◆ **Problem details**: Lift every line from the entries that includes the word "type".

Entries from a dataset:
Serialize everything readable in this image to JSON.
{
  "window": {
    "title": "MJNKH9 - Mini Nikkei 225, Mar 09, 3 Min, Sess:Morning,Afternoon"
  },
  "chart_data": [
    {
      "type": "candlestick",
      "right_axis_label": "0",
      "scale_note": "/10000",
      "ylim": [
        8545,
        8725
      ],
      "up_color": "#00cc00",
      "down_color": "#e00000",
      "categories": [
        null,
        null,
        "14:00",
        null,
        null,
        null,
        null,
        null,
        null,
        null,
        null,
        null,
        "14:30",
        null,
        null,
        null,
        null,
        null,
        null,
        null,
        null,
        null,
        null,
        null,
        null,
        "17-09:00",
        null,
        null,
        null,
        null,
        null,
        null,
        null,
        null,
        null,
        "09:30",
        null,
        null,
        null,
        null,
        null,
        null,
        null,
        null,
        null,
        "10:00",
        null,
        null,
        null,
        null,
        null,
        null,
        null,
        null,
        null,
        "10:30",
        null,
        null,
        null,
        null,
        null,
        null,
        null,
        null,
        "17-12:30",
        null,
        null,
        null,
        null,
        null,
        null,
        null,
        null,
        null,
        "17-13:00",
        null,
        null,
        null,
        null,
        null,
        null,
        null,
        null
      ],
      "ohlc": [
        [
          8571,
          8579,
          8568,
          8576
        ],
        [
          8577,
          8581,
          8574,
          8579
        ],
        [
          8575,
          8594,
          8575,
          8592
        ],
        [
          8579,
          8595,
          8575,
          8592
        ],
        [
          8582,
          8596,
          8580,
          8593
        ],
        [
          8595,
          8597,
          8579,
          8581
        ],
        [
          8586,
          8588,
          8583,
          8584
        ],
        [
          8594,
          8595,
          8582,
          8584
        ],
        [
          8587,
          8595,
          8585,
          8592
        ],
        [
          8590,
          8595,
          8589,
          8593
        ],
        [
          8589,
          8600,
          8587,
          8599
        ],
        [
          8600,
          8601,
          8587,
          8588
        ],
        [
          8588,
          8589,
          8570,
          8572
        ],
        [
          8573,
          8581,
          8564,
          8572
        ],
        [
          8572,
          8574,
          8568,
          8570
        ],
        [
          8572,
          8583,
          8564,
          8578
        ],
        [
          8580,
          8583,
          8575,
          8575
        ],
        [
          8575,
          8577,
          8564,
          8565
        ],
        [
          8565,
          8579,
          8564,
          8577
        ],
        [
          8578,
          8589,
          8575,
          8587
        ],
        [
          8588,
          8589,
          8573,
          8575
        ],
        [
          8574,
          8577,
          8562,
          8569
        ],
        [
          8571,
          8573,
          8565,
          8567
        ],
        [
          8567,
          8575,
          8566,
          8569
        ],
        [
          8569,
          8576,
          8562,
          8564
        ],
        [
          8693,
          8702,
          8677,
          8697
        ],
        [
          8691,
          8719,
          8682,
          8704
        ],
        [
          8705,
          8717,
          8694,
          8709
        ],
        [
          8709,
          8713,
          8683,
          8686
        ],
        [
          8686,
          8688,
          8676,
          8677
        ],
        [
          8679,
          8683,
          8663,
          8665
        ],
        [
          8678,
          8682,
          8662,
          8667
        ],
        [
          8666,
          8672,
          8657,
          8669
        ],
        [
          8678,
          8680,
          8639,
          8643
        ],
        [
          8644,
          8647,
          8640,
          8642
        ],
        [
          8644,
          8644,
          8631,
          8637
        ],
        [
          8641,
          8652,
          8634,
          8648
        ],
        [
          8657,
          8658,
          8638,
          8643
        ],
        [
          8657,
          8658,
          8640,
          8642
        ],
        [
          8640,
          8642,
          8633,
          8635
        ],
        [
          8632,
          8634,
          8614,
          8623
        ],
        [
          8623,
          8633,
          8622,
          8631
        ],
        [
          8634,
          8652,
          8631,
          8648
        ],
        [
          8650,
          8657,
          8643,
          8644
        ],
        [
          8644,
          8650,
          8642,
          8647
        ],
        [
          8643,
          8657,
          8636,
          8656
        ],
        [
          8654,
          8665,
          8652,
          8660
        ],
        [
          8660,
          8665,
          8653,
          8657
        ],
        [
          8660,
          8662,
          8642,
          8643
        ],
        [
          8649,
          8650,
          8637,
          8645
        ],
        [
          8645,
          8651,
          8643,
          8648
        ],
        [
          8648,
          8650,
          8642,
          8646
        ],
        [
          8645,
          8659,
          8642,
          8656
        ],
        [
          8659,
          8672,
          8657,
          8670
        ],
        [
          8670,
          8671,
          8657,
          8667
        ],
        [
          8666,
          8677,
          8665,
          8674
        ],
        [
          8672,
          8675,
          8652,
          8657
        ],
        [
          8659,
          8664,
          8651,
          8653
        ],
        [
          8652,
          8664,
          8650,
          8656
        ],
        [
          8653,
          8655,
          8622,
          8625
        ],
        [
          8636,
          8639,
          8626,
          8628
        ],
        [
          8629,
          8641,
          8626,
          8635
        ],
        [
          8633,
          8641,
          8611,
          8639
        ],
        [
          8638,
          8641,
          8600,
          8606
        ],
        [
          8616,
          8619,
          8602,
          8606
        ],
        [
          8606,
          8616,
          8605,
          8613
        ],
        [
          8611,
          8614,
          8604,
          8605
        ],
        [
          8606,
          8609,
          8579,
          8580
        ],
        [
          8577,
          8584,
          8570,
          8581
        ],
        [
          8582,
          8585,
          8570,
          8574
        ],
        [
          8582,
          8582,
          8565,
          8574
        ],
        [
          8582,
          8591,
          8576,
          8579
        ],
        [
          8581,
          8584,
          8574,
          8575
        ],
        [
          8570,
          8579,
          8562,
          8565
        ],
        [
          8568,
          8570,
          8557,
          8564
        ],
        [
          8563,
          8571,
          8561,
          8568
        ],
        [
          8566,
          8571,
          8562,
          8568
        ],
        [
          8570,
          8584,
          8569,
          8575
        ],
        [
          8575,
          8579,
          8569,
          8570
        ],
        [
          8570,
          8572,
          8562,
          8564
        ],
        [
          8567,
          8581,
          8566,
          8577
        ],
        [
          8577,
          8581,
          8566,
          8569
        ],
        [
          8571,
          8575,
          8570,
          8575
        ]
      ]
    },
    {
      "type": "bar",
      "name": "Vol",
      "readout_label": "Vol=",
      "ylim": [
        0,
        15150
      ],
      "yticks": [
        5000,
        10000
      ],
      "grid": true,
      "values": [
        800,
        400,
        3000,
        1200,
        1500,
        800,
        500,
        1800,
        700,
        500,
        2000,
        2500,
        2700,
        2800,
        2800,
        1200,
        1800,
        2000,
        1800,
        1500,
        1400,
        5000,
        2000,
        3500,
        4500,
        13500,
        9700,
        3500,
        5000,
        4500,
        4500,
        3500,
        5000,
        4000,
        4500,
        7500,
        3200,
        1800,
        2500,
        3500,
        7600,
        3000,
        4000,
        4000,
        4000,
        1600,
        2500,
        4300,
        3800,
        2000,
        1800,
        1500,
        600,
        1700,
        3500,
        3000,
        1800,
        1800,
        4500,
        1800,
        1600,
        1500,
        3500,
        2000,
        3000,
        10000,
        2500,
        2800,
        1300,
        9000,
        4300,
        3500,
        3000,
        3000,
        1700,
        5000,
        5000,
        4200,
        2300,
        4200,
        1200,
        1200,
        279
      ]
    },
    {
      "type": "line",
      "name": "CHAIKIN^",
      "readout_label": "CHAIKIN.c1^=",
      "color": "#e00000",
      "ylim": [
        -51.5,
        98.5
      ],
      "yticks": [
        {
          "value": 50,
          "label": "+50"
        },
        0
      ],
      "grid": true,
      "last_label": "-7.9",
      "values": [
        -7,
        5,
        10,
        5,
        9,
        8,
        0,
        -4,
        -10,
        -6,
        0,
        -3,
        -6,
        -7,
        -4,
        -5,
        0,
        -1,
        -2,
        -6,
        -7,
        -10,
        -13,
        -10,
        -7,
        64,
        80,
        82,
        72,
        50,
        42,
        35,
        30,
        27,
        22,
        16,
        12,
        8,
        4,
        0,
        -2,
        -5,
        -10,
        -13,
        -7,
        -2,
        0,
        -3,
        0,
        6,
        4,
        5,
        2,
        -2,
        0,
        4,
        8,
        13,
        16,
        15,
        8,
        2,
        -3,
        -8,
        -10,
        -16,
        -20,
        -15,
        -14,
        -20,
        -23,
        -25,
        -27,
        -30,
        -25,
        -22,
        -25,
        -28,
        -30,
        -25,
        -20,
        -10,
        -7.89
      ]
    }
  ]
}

◆ **Response to the exercise**:
      "type": "candlestick",
      "type": "bar",
      "type": "line",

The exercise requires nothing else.